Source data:
**********

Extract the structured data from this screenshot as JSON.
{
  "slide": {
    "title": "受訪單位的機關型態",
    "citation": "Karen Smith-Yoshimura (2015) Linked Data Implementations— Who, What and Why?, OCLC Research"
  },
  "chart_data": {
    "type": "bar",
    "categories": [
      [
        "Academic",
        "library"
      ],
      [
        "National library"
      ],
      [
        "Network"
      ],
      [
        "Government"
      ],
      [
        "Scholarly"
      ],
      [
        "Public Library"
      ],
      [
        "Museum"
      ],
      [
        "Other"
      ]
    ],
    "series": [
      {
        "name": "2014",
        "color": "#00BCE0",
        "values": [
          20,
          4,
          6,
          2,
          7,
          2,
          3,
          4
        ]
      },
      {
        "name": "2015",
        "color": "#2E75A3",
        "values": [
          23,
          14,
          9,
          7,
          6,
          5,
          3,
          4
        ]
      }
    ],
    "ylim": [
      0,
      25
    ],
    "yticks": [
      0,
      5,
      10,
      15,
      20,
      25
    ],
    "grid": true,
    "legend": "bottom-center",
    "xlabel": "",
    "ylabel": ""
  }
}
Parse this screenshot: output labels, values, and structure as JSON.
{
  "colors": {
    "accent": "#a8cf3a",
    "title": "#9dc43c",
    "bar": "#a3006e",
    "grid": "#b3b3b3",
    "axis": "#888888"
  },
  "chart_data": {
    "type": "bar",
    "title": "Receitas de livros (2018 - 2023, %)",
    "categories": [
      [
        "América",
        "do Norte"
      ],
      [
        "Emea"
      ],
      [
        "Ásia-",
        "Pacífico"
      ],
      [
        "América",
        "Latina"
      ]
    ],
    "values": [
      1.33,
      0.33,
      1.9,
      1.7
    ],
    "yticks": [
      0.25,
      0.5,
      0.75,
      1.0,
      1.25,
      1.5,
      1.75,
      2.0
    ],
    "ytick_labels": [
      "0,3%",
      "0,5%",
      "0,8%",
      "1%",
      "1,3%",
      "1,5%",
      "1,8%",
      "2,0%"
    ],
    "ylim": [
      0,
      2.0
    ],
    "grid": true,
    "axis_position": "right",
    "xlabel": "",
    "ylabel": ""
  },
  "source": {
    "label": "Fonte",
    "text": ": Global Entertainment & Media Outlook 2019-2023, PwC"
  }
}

**********

**TASK DESCRIPTION:** Print all of the entries again, exactly as written.

**EXERCISE RESULT:**
Extract the structured data from this screenshot as JSON.
{
  "slide": {
    "title": "受訪單位的機關型態",
    "citation": "Karen Smith-Yoshimura (2015) Linked Data Implementations— Who, What and Why?, OCLC Research"
  },
  "chart_data": {
    "type": "bar",
    "categories": [
      [
        "Academic",
        "library"
      ],
      [
        "National library"
      ],
      [
        "Network"
      ],
      [
        "Government"
      ],
      [
        "Scholarly"
      ],
      [
        "Public Library"
      ],
      [
        "Museum"
      ],
      [
        "Other"
      ]
    ],
    "series": [
      {
        "name": "2014",
        "color": "#00BCE0",
        "values": [
          20,
          4,
          6,
          2,
          7,
          2,
          3,
          4
        ]
      },
      {
        "name": "2015",
        "color": "#2E75A3",
        "values": [
          23,
          14,
          9,
          7,
          6,
          5,
          3,
          4
        ]
      }
    ],
    "ylim": [
      0,
      25
    ],
    "yticks": [
      0,
      5,
      10,
      15,
      20,
      25
    ],
    "grid": true,
    "legend": "bottom-center",
    "xlabel": "",
    "ylabel": ""
  }
}
Parse this screenshot: output labels, values, and structure as JSON.
{
  "colors": {
    "accent": "#a8cf3a",
    "title": "#9dc43c",
    "bar": "#a3006e",
    "grid": "#b3b3b3",
    "axis": "#888888"
  },
  "chart_data": {
    "type": "bar",
    "title": "Receitas de livros (2018 - 2023, %)",
    "categories": [
      [
        "América",
        "do Norte"
      ],
      [
        "Emea"
      ],
      [
        "Ásia-",
        "Pacífico"
      ],
      [
        "América",
        "Latina"
      ]
    ],
    "values": [
      1.33,
      0.33,
      1.9,
      1.7
    ],
    "yticks": [
      0.25,
      0.5,
      0.75,
      1.0,
      1.25,
      1.5,
      1.75,
      2.0
    ],
    "ytick_labels": [
      "0,3%",
      "0,5%",
      "0,8%",
      "1%",
      "1,3%",
      "1,5%",
      "1,8%",
      "2,0%"
    ],
    "ylim": [
      0,
      2.0
    ],
    "grid": true,
    "axis_position": "right",
    "xlabel": "",
    "ylabel": ""
  },
  "source": {
    "label": "Fonte",
    "text": ": Global Entertainment & Media Outlook 2019-2023, PwC"
  }
}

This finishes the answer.